▶ _REQUIRED TASK_:
Keep the images out and copy every entry below exactly.

▶ _EXERCISE INPUT_:

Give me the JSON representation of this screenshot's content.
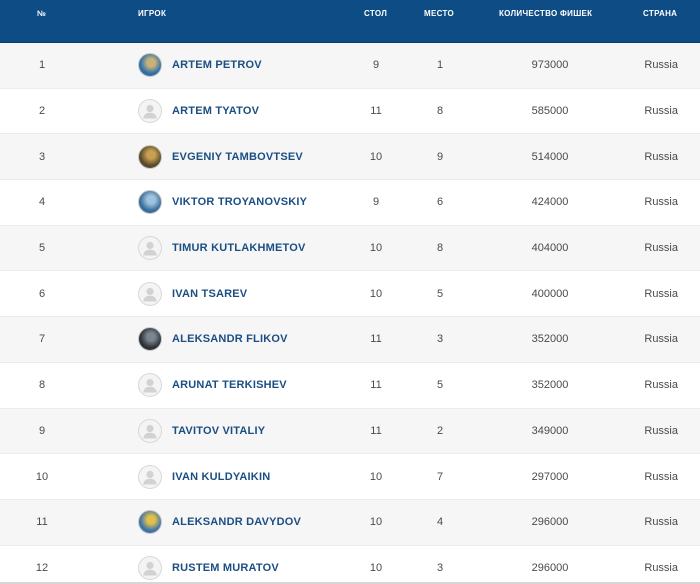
{
  "columns": {
    "num": "№",
    "player": "ИГРОК",
    "table": "СТОЛ",
    "place": "МЕСТО",
    "chips": "КОЛИЧЕСТВО ФИШЕК",
    "country": "СТРАНА"
  },
  "colors": {
    "header_bg": "#0e4c86",
    "player_name": "#1b4e83",
    "row_alt": "#f6f6f6"
  },
  "rows": [
    {
      "num": "1",
      "name": "ARTEM PETROV",
      "table": "9",
      "place": "1",
      "chips": "973000",
      "country": "Russia",
      "avatar": "photo",
      "photo_colors": [
        "#2f6fa8",
        "#c9b27a"
      ]
    },
    {
      "num": "2",
      "name": "ARTEM TYATOV",
      "table": "11",
      "place": "8",
      "chips": "585000",
      "country": "Russia",
      "avatar": "default-user-icon"
    },
    {
      "num": "3",
      "name": "EVGENIY TAMBOVTSEV",
      "table": "10",
      "place": "9",
      "chips": "514000",
      "country": "Russia",
      "avatar": "photo",
      "photo_colors": [
        "#5a4a2c",
        "#c8a050"
      ]
    },
    {
      "num": "4",
      "name": "VIKTOR TROYANOVSKIY",
      "table": "9",
      "place": "6",
      "chips": "424000",
      "country": "Russia",
      "avatar": "photo",
      "photo_colors": [
        "#3a6e9a",
        "#9fc3de"
      ]
    },
    {
      "num": "5",
      "name": "TIMUR KUTLAKHMETOV",
      "table": "10",
      "place": "8",
      "chips": "404000",
      "country": "Russia",
      "avatar": "default-user-icon"
    },
    {
      "num": "6",
      "name": "IVAN TSAREV",
      "table": "10",
      "place": "5",
      "chips": "400000",
      "country": "Russia",
      "avatar": "default-user-icon"
    },
    {
      "num": "7",
      "name": "ALEKSANDR FLIKOV",
      "table": "11",
      "place": "3",
      "chips": "352000",
      "country": "Russia",
      "avatar": "photo",
      "photo_colors": [
        "#2d3138",
        "#7a8590"
      ]
    },
    {
      "num": "8",
      "name": "ARUNAT TERKISHEV",
      "table": "11",
      "place": "5",
      "chips": "352000",
      "country": "Russia",
      "avatar": "default-user-icon"
    },
    {
      "num": "9",
      "name": "TAVITOV VITALIY",
      "table": "11",
      "place": "2",
      "chips": "349000",
      "country": "Russia",
      "avatar": "default-user-icon"
    },
    {
      "num": "10",
      "name": "IVAN KULDYAIKIN",
      "table": "10",
      "place": "7",
      "chips": "297000",
      "country": "Russia",
      "avatar": "default-user-icon"
    },
    {
      "num": "11",
      "name": "ALEKSANDR DAVYDOV",
      "table": "10",
      "place": "4",
      "chips": "296000",
      "country": "Russia",
      "avatar": "photo",
      "photo_colors": [
        "#3f74a9",
        "#e1c04a"
      ]
    },
    {
      "num": "12",
      "name": "RUSTEM MURATOV",
      "table": "10",
      "place": "3",
      "chips": "296000",
      "country": "Russia",
      "avatar": "default-user-icon"
    }
  ]
}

▶ _FULL SOLUTION_:
Give me the JSON representation of this screenshot's content.
{
  "columns": {
    "num": "№",
    "player": "ИГРОК",
    "table": "СТОЛ",
    "place": "МЕСТО",
    "chips": "КОЛИЧЕСТВО ФИШЕК",
    "country": "СТРАНА"
  },
  "colors": {
    "header_bg": "#0e4c86",
    "player_name": "#1b4e83",
    "row_alt": "#f6f6f6"
  },
  "rows": [
    {
      "num": "1",
      "name": "ARTEM PETROV",
      "table": "9",
      "place": "1",
      "chips": "973000",
      "country": "Russia",
      "avatar": "photo",
      "photo_colors": [
        "#2f6fa8",
        "#c9b27a"
      ]
    },
    {
      "num": "2",
      "name": "ARTEM TYATOV",
      "table": "11",
      "place": "8",
      "chips": "585000",
      "country": "Russia",
      "avatar": "default-user-icon"
    },
    {
      "num": "3",
      "name": "EVGENIY TAMBOVTSEV",
      "table": "10",
      "place": "9",
      "chips": "514000",
      "country": "Russia",
      "avatar": "photo",
      "photo_colors": [
        "#5a4a2c",
        "#c8a050"
      ]
    },
    {
      "num": "4",
      "name": "VIKTOR TROYANOVSKIY",
      "table": "9",
      "place": "6",
      "chips": "424000",
      "country": "Russia",
      "avatar": "photo",
      "photo_colors": [
        "#3a6e9a",
        "#9fc3de"
      ]
    },
    {
      "num": "5",
      "name": "TIMUR KUTLAKHMETOV",
      "table": "10",
      "place": "8",
      "chips": "404000",
      "country": "Russia",
      "avatar": "default-user-icon"
    },
    {
      "num": "6",
      "name": "IVAN TSAREV",
      "table": "10",
      "place": "5",
      "chips": "400000",
      "country": "Russia",
      "avatar": "default-user-icon"
    },
    {
      "num": "7",
      "name": "ALEKSANDR FLIKOV",
      "table": "11",
      "place": "3",
      "chips": "352000",
      "country": "Russia",
      "avatar": "photo",
      "photo_colors": [
        "#2d3138",
        "#7a8590"
      ]
    },
    {
      "num": "8",
      "name": "ARUNAT TERKISHEV",
      "table": "11",
      "place": "5",
      "chips": "352000",
      "country": "Russia",
      "avatar": "default-user-icon"
    },
    {
      "num": "9",
      "name": "TAVITOV VITALIY",
      "table": "11",
      "place": "2",
      "chips": "349000",
      "country": "Russia",
      "avatar": "default-user-icon"
    },
    {
      "num": "10",
      "name": "IVAN KULDYAIKIN",
      "table": "10",
      "place": "7",
      "chips": "297000",
      "country": "Russia",
      "avatar": "default-user-icon"
    },
    {
      "num": "11",
      "name": "ALEKSANDR DAVYDOV",
      "table": "10",
      "place": "4",
      "chips": "296000",
      "country": "Russia",
      "avatar": "photo",
      "photo_colors": [
        "#3f74a9",
        "#e1c04a"
      ]
    },
    {
      "num": "12",
      "name": "RUSTEM MURATOV",
      "table": "10",
      "place": "3",
      "chips": "296000",
      "country": "Russia",
      "avatar": "default-user-icon"
    }
  ]
}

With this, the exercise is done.